**Selected text:**
For those who can't be bothered to click the link, here's that post:

    ------------
    If you are into development on glibc-based systems
    and do not set MALLOC_PERTURB_ to a nonzero value, then you
    are missing an easy opportunity to detect subtle bugs early.

    Sure, you can use valgrind, and it will detect whatever a
    MALLOC_PERTURB_ setting would have caught, and more, but it's
    far more expensive and takes some effort, however minimal.

    If you use zsh or bash, put this in one of your startup files:

        # http://udrepper.livejournal.com/11429.html
        export MALLOC_PERTURB_=$(($RANDOM % 255 + 1))

    and remember that when you find surprising bugs, that others
    who are also running tests (but without MALLOC_PERTURB_)
    will not see the same failures.

    This is useful enough that it is worth considering for inclusion
    in /etc/profile.
    ------------

Why do I insist?

Here's a nice example: a month or so ago I was investigating
a build problem in libvirt and as part of that, ran "make check"

(Dataset excerpt)
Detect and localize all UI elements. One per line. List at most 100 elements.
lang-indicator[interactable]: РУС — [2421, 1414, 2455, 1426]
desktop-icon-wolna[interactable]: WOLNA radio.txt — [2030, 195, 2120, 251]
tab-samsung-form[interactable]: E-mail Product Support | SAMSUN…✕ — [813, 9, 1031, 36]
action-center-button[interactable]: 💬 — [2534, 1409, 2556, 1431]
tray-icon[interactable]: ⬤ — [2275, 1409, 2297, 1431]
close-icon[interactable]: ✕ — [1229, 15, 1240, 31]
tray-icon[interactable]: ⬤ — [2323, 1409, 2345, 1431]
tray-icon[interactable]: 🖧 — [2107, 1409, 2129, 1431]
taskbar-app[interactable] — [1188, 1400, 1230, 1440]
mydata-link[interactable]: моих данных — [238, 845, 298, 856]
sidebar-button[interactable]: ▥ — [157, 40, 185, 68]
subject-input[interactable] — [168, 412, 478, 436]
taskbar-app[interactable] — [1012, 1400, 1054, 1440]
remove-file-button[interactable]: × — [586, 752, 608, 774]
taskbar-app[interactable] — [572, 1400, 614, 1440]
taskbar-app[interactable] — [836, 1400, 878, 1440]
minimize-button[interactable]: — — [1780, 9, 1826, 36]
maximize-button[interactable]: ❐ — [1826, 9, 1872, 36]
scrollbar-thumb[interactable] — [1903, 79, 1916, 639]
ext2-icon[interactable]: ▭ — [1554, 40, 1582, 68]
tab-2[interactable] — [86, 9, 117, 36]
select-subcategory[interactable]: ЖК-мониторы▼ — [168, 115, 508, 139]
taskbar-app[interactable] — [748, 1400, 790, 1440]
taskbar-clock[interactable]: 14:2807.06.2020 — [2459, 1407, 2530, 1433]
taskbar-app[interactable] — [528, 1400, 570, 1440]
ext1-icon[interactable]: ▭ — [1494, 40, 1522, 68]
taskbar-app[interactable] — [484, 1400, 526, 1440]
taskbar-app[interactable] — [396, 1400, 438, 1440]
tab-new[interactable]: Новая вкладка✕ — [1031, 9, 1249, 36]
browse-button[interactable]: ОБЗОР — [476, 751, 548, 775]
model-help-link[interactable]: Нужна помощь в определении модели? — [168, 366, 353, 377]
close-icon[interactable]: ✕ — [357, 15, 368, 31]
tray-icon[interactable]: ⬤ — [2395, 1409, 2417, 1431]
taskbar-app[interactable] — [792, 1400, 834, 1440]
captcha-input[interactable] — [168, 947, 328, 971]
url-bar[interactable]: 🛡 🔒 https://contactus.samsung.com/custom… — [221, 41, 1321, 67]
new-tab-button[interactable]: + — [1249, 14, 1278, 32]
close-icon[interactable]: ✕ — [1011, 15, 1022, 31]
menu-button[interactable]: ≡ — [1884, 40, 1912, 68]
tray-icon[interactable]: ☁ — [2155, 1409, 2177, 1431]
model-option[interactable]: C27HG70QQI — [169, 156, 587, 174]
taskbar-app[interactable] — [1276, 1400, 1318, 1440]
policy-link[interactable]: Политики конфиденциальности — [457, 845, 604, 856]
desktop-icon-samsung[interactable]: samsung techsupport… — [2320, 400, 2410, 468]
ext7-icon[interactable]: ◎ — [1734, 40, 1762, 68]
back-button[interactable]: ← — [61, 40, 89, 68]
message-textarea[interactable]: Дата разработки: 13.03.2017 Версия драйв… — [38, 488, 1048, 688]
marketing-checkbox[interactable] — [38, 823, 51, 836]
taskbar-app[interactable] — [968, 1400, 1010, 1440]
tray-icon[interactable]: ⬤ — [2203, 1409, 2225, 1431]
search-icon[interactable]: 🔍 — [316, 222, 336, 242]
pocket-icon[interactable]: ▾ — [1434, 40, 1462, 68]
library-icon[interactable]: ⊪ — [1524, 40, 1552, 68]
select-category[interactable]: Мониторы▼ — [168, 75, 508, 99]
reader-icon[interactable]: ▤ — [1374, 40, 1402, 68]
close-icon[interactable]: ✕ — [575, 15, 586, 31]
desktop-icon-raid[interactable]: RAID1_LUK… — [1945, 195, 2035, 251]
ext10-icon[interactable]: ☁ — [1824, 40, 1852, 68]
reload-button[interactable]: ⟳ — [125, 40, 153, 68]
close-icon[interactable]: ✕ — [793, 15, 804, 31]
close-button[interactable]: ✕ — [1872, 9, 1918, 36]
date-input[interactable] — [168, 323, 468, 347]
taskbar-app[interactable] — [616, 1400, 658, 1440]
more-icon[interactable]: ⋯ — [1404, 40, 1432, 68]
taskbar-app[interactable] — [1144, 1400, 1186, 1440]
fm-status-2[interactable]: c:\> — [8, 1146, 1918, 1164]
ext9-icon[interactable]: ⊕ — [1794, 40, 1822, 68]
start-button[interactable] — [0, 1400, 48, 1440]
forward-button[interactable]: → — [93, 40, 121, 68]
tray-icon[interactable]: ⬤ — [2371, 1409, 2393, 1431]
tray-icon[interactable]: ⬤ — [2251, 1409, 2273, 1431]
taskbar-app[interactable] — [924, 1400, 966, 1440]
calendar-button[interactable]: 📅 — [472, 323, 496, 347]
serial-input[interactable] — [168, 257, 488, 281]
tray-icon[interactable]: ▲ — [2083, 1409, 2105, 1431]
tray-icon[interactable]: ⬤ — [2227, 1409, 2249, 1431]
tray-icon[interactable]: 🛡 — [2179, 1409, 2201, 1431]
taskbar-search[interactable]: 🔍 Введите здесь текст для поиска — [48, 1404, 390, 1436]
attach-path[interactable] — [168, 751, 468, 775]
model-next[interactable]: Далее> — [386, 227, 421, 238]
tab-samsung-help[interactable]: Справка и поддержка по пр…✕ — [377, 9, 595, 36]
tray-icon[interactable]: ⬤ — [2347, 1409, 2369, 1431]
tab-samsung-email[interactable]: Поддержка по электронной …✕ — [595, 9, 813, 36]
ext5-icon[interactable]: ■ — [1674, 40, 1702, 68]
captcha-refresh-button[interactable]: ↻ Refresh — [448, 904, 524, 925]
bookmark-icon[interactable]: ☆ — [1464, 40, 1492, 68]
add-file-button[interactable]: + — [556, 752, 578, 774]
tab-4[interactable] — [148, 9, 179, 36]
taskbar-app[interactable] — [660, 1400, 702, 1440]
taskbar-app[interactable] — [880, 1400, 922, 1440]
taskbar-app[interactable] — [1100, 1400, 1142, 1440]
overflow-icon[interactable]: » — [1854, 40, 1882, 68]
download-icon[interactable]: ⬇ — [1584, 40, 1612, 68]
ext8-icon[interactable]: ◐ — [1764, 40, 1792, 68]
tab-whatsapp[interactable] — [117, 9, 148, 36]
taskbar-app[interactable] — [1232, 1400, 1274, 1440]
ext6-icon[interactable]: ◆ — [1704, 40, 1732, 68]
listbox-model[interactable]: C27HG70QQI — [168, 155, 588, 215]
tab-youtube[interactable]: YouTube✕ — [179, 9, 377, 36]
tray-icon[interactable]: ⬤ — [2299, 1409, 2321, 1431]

**Things to do:**
A - Answer these questions from the text on MALLOC_PERTURB_:
(i) Which tool does the quoted post say will detect whatever a MALLOC_PERTURB_ setting would have caught, and more?
(ii) Which file does the post say is worth considering for including this setting?
(iii) What was being investigated in libvirt about a month before?
B - Extract the passage from the text on MALLOC_PERTURB_ that begins at the words "If you use zsh" and stops after "do I insist?".
C - Write what comes next in the text on MALLOC_PERTURB_, picking up from its final line.
The records were taken from a different source.

**Solved tasks:**
A -
(i) valgrind
(ii) /etc/profile
(iii) A build problem

B -
If you use zsh or bash, put this in one of your startup files:

        # http://udrepper.livejournal.com/11429.html
        export MALLOC_PERTURB_=$(($RANDOM % 255 + 1))

    and remember that when you find surprising bugs, that others
    who are also running tests (but without MALLOC_PERTURB_)
    will not see the same failures.

    This is useful enough that it is worth considering for inclusion
    in /etc/profile.
    ------------

Why do I insist?

C -
from the cloned source tree.  Imagine my surprise when one of
the tests failed.  Obviously, while it was failing for me, it
was not failing for the many people who build libvirt regularly,
so what was different here?  I had MALLOC_PERTURB_ set in my
environment and they did not.

The bug I uncovered was a heap corruptor that dated back to
libvirt-0.9.5:

    http://thread.gmane.org/gmane.comp.emulators.libvirt/56605

TL;DR: Add these lines to your ~/.bash_profile or ~/.zshenv:

    # http://udrepper.livejournal.com/11429.html
    export MALLOC_PERTURB_=$(($RANDOM % 255 + 1))

One caveat: this does induce a small performance penalty (usually
negligible), so when you're measuring performance, you may want
to turn it off.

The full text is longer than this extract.